*** Information given
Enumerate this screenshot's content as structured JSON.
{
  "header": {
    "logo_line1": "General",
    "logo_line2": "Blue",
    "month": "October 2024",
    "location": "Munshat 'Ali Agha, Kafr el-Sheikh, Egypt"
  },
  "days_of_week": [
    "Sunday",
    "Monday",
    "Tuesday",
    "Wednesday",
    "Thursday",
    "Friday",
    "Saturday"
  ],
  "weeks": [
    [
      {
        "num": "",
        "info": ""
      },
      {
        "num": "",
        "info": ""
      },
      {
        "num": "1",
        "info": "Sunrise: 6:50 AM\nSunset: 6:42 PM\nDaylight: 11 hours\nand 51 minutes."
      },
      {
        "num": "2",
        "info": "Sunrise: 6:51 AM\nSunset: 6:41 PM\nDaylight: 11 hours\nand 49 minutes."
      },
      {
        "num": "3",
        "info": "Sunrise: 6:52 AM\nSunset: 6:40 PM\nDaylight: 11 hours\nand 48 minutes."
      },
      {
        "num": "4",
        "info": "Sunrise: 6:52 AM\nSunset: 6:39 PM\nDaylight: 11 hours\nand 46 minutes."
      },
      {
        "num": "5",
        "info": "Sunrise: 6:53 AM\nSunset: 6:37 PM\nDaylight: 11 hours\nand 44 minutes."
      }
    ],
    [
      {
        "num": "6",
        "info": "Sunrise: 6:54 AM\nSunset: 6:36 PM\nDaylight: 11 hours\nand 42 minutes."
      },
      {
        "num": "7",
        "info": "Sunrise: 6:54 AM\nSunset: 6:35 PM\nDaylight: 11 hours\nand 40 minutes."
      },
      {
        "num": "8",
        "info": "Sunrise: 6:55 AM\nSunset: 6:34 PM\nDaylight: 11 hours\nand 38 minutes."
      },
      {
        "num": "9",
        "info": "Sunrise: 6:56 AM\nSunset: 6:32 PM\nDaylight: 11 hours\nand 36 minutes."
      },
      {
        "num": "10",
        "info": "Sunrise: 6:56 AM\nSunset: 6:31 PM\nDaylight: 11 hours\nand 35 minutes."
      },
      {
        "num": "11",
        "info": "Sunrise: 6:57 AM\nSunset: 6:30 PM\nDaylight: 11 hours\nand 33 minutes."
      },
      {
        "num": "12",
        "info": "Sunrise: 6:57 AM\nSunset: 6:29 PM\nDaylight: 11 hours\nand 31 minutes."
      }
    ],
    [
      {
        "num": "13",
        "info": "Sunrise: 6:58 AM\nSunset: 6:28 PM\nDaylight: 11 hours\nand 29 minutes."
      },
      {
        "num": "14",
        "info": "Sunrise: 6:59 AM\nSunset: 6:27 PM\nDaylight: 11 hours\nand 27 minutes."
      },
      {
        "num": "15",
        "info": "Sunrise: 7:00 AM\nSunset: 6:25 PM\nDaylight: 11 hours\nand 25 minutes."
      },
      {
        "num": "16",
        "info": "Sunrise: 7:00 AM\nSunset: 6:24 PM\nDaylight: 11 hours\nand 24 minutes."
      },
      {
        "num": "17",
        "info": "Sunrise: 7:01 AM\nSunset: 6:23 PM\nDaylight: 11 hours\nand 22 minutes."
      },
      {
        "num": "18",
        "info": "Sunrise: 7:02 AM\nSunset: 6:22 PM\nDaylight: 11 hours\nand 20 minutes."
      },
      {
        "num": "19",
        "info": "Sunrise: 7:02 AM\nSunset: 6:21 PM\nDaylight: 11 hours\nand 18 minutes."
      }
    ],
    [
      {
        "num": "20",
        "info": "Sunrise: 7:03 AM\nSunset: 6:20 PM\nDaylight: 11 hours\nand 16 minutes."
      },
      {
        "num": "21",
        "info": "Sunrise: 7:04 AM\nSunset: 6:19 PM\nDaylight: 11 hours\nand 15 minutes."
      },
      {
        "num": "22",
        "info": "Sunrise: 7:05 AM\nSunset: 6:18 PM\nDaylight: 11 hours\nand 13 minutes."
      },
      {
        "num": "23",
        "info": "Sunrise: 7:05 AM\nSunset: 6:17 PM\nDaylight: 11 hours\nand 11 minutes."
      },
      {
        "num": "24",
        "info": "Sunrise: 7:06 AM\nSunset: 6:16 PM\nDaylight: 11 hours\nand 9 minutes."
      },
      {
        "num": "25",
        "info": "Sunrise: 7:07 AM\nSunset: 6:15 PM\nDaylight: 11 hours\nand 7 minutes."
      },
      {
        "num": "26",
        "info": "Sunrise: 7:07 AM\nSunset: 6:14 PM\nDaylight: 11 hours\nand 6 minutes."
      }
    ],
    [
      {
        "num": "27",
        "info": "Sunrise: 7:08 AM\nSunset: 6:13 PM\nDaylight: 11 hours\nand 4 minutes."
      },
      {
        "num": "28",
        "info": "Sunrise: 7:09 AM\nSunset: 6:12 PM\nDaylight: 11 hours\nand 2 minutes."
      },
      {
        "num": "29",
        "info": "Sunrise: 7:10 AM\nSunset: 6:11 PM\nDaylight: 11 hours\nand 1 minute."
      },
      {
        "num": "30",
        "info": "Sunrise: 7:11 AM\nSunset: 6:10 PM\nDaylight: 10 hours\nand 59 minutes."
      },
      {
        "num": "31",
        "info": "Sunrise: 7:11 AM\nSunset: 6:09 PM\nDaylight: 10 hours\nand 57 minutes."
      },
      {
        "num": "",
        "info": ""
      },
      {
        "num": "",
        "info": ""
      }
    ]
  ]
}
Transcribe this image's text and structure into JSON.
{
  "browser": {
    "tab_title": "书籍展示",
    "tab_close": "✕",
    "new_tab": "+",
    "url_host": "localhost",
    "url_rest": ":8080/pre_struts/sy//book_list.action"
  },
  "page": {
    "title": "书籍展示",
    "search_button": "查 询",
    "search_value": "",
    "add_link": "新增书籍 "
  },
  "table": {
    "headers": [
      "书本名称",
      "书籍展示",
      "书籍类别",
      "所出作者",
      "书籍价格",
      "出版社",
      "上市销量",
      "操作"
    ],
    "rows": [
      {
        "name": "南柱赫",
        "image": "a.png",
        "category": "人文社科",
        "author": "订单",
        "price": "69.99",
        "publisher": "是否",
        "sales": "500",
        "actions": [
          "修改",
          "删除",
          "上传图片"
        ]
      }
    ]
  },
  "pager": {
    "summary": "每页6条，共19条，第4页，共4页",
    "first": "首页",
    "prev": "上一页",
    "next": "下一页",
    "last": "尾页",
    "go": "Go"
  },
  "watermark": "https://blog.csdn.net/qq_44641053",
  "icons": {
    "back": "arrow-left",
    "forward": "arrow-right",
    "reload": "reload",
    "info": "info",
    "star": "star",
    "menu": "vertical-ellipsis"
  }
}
******
**Exercise:**
Show the lines from the data above that contain the string "image".

**Written answer:**
Transcribe this image's text and structure into JSON.
        "image": "a.png",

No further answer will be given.